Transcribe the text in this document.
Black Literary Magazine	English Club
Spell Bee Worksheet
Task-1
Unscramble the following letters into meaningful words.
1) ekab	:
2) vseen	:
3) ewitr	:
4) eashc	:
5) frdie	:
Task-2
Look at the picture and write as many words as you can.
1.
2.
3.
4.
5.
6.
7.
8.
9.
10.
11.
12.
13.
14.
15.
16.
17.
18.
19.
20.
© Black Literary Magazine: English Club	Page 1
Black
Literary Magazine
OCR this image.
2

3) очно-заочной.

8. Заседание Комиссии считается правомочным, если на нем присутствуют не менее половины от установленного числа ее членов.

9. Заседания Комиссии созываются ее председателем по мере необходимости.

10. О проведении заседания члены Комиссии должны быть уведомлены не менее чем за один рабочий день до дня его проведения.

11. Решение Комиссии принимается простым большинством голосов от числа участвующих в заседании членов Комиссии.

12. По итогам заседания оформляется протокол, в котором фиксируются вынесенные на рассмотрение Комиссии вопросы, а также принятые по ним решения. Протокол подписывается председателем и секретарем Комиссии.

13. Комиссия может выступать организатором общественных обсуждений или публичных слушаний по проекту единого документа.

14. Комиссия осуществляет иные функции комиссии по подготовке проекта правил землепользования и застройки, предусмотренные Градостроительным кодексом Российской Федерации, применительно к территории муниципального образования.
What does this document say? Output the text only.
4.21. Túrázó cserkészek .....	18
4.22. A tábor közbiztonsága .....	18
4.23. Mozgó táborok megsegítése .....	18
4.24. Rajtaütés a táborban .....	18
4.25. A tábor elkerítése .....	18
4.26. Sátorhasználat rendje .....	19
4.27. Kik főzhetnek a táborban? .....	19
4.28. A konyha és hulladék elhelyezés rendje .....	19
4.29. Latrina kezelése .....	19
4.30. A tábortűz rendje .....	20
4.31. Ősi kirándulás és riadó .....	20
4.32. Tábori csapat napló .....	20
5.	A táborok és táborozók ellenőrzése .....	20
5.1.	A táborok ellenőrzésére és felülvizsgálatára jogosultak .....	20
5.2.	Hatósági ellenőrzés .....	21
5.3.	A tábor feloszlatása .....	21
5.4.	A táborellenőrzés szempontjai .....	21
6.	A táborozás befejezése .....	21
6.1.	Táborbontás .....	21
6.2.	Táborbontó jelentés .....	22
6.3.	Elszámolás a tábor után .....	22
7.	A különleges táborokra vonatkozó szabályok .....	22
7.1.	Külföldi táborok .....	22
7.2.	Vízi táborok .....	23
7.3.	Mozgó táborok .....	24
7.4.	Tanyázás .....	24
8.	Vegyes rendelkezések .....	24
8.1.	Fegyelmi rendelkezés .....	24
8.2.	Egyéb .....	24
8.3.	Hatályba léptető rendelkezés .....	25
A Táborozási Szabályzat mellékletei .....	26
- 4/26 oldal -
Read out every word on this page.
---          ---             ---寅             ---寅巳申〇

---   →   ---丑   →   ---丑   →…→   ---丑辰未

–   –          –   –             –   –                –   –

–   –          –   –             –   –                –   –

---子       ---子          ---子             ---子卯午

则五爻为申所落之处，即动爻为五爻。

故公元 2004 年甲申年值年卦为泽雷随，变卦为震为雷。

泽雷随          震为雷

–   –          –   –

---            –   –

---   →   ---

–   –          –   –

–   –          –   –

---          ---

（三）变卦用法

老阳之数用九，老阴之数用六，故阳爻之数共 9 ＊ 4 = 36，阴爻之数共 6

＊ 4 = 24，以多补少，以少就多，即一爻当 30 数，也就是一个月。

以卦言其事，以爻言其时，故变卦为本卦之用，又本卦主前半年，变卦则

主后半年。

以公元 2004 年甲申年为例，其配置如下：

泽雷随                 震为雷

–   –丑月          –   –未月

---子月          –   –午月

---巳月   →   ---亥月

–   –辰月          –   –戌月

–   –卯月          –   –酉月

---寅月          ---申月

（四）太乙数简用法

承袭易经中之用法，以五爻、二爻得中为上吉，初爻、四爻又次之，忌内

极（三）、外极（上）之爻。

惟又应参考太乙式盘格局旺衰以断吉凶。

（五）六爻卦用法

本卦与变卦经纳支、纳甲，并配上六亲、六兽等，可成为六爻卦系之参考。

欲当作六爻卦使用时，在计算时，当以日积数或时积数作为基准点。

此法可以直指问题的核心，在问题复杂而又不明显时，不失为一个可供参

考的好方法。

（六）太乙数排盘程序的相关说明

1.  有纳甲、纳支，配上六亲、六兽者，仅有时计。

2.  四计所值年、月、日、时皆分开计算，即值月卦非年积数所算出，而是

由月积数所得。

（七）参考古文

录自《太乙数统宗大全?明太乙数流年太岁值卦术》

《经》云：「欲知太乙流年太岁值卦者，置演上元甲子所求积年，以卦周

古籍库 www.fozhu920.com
┄┄┄┄┄┄┄┄┄┄┄┄┄┄┄┄┄┄┄┄
> _WHAT YOU NEED TO DO_
Write out the lines above, starting at the line that contains "Read out every word on this page." and ending with the final line, and nothing else; copy them exactly.

> _ANSWER FOR THIS EXERCISE_
Read out every word on this page.
---          ---             ---寅             ---寅巳申〇

---   →   ---丑   →   ---丑   →…→   ---丑辰未

–   –          –   –             –   –                –   –

–   –          –   –             –   –                –   –

---子       ---子          ---子             ---子卯午

则五爻为申所落之处，即动爻为五爻。

故公元 2004 年甲申年值年卦为泽雷随，变卦为震为雷。

泽雷随          震为雷

–   –          –   –

---            –   –

---   →   ---

–   –          –   –

–   –          –   –

---          ---

（三）变卦用法

老阳之数用九，老阴之数用六，故阳爻之数共 9 ＊ 4 = 36，阴爻之数共 6

＊ 4 = 24，以多补少，以少就多，即一爻当 30 数，也就是一个月。

以卦言其事，以爻言其时，故变卦为本卦之用，又本卦主前半年，变卦则

主后半年。

以公元 2004 年甲申年为例，其配置如下：

泽雷随                 震为雷

–   –丑月          –   –未月

---子月          –   –午月

---巳月   →   ---亥月

–   –辰月          –   –戌月

–   –卯月          –   –酉月

---寅月          ---申月

（四）太乙数简用法

承袭易经中之用法，以五爻、二爻得中为上吉，初爻、四爻又次之，忌内

极（三）、外极（上）之爻。

惟又应参考太乙式盘格局旺衰以断吉凶。

（五）六爻卦用法

本卦与变卦经纳支、纳甲，并配上六亲、六兽等，可成为六爻卦系之参考。

欲当作六爻卦使用时，在计算时，当以日积数或时积数作为基准点。

此法可以直指问题的核心，在问题复杂而又不明显时，不失为一个可供参

考的好方法。

（六）太乙数排盘程序的相关说明

1.  有纳甲、纳支，配上六亲、六兽者，仅有时计。

2.  四计所值年、月、日、时皆分开计算，即值月卦非年积数所算出，而是

由月积数所得。

（七）参考古文

录自《太乙数统宗大全?明太乙数流年太岁值卦术》

《经》云：「欲知太乙流年太岁值卦者，置演上元甲子所求积年，以卦周

古籍库 www.fozhu920.com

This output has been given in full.